* [Goal]: Every line that holds "hervorragendes" should be shown.

* [Supplied entries]:
----------

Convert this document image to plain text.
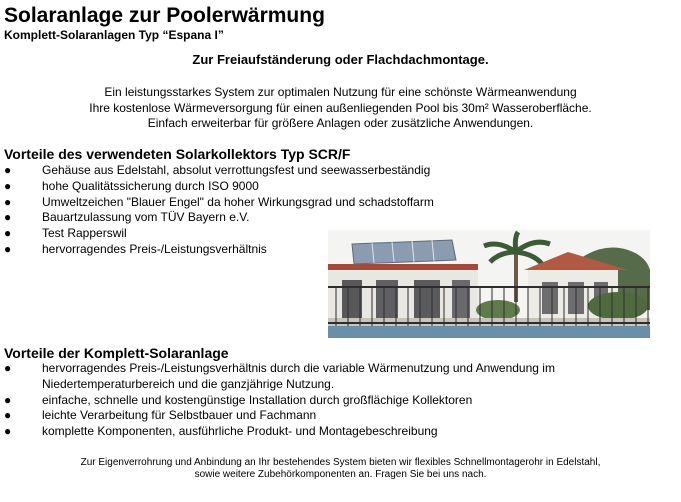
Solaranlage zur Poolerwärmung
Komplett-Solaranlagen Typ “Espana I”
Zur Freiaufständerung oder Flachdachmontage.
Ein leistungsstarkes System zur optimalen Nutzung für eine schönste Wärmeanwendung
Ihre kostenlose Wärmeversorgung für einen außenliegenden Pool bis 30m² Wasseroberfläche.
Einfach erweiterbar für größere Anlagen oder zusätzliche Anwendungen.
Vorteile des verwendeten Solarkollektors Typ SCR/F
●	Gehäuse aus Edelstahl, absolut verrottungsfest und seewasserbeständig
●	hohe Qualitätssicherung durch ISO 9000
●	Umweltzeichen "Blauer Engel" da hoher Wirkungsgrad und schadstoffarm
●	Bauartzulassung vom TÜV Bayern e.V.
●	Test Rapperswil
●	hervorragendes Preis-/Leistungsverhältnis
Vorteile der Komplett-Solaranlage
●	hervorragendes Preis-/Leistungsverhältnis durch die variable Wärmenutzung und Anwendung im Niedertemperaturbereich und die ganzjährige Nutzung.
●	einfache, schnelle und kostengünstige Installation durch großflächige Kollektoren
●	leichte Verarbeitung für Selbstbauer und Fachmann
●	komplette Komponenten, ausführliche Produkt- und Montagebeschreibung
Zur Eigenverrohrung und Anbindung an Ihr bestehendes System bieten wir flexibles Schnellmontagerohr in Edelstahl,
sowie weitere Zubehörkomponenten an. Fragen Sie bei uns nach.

----------

* [Task response]:
●	hervorragendes Preis-/Leistungsverhältnis
●	hervorragendes Preis-/Leistungsverhältnis durch die variable Wärmenutzung und Anwendung im Niedertemperaturbereich und die ganzjährige Nutzung.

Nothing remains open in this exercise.